-- START --

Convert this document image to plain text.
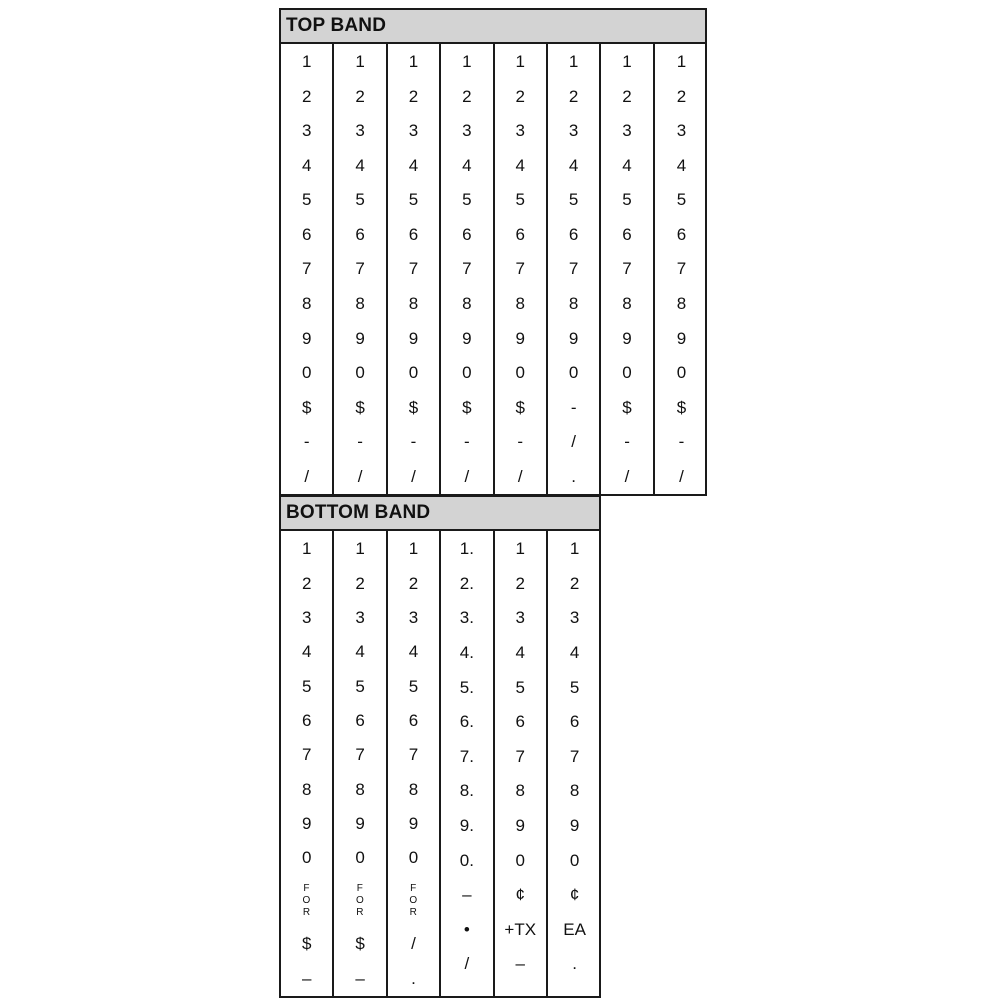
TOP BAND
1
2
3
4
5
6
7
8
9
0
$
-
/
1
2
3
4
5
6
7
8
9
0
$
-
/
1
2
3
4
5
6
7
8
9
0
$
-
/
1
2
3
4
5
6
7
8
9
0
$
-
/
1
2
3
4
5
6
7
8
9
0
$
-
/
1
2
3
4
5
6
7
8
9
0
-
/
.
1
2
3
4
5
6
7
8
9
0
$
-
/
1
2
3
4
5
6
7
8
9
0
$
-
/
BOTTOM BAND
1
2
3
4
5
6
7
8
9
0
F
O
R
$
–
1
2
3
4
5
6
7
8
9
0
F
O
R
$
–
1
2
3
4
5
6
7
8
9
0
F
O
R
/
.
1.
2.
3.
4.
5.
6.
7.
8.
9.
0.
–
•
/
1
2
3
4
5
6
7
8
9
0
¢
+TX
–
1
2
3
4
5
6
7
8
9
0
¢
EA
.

-- END --
-- START --

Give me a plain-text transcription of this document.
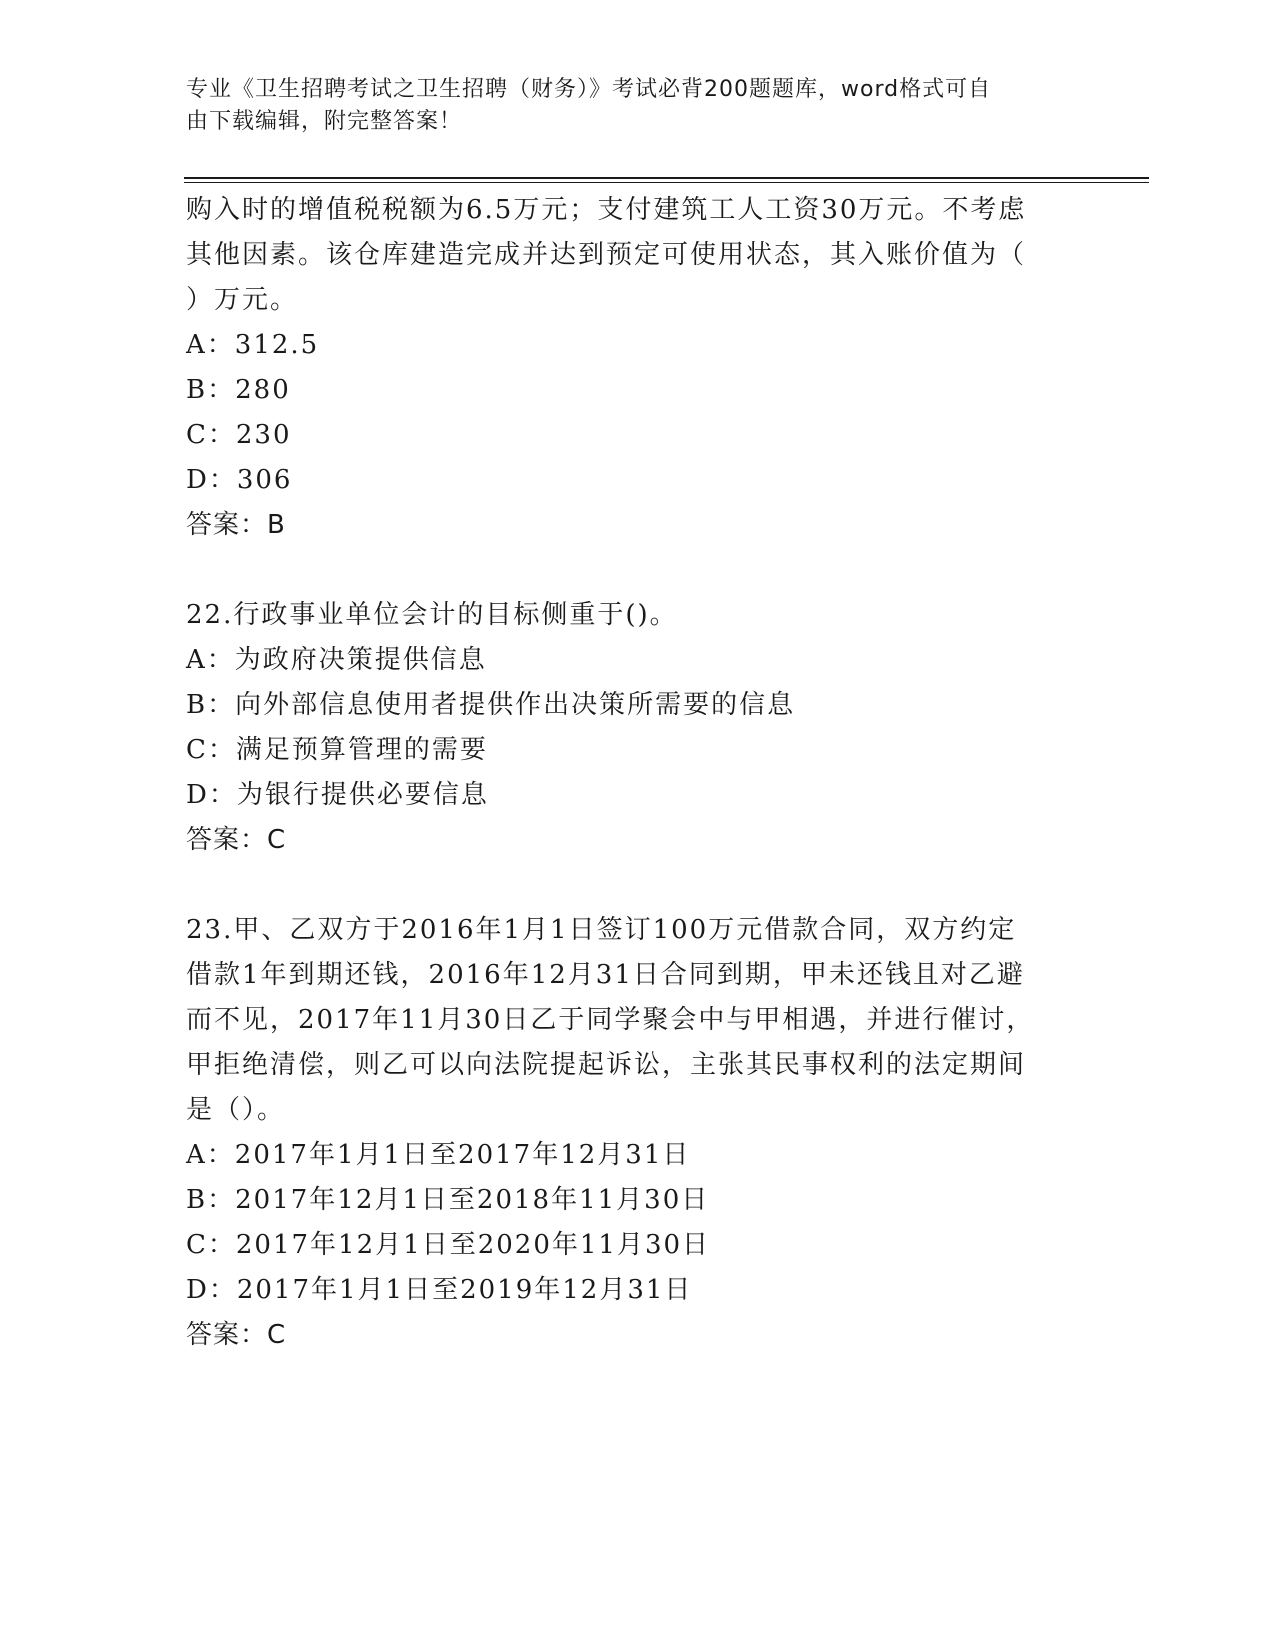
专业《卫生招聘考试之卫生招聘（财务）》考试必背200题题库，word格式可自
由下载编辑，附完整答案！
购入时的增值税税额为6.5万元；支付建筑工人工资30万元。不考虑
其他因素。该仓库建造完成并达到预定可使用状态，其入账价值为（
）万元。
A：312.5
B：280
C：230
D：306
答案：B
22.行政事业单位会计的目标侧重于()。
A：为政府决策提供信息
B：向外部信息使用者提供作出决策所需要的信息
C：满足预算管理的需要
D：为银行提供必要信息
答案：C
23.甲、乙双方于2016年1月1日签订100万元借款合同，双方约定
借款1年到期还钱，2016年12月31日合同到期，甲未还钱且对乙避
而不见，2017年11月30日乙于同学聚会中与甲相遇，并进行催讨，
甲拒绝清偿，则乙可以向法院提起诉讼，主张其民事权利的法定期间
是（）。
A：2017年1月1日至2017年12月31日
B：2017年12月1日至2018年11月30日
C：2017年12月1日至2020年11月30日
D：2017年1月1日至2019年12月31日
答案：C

-- END --
-- START --

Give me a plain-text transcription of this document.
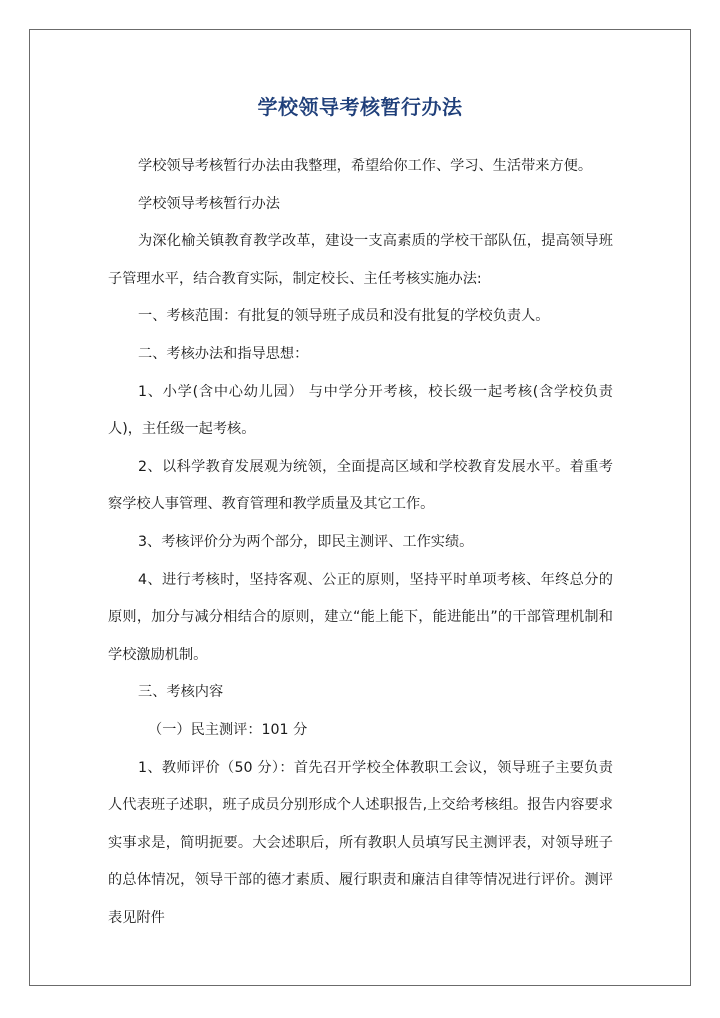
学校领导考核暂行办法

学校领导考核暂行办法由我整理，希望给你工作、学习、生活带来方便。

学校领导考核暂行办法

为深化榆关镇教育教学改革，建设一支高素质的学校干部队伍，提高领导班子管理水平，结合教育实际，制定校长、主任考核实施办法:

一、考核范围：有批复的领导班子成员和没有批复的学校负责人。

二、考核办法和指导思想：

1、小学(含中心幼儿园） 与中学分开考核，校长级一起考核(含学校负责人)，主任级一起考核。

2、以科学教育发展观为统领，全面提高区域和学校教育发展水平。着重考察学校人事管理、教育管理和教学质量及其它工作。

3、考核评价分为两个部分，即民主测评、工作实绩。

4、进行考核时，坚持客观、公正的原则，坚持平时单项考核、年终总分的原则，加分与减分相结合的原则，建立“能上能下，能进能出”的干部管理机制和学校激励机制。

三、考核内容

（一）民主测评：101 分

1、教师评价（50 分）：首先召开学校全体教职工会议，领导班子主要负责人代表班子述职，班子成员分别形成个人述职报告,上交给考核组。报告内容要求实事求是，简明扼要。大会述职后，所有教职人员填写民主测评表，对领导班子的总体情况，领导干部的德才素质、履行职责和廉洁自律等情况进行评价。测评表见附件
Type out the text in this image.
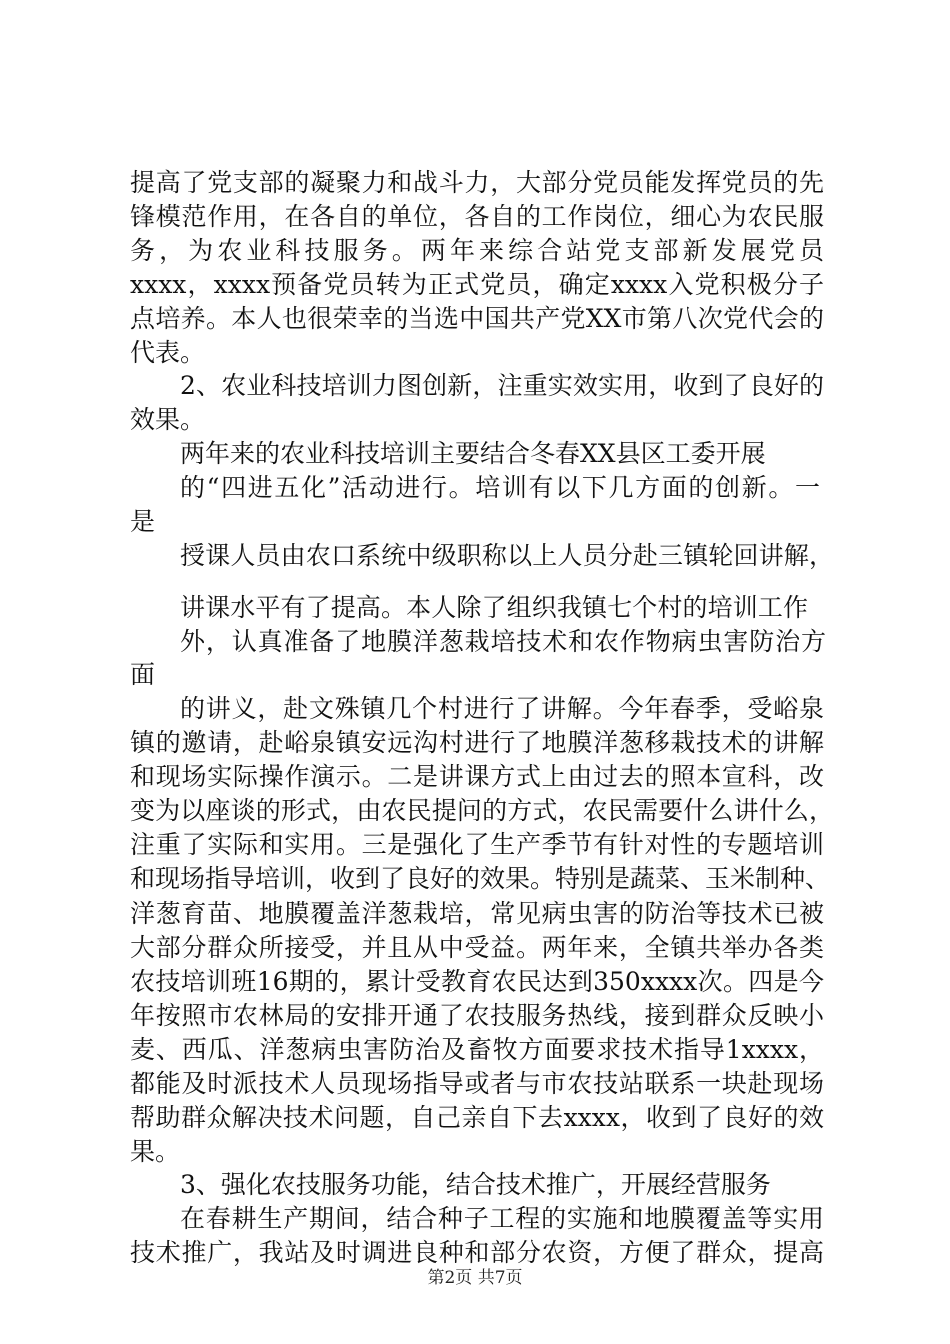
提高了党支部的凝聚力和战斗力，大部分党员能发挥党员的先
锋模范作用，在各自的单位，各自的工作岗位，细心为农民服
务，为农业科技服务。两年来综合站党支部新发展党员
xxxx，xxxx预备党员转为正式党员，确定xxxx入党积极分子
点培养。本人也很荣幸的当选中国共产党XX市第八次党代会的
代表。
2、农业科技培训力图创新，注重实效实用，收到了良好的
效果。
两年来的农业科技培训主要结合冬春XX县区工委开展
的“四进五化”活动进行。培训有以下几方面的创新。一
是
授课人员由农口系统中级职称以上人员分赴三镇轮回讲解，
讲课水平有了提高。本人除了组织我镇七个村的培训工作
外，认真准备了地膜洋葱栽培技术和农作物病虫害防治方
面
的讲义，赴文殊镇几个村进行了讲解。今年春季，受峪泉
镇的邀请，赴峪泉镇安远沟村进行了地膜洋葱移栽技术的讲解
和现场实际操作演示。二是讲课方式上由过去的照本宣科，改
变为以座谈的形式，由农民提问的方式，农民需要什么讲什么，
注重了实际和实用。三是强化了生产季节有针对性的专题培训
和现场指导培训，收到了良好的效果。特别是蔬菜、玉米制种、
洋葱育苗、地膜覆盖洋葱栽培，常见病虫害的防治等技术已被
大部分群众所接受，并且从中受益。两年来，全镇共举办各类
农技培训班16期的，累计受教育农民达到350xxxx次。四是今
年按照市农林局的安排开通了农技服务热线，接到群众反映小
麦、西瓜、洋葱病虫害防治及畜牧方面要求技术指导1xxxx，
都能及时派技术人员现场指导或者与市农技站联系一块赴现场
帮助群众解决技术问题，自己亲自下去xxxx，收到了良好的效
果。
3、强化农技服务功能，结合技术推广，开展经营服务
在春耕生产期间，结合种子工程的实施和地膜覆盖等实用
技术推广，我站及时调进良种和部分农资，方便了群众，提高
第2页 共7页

-- END --

Aim:
List every line in the records above that contains the word "text".

Task result:
Convert this document image to plain text.
Give me a plain-text transcription of this document.
Give me a plain-text transcription of this document.
Type out the text in this image.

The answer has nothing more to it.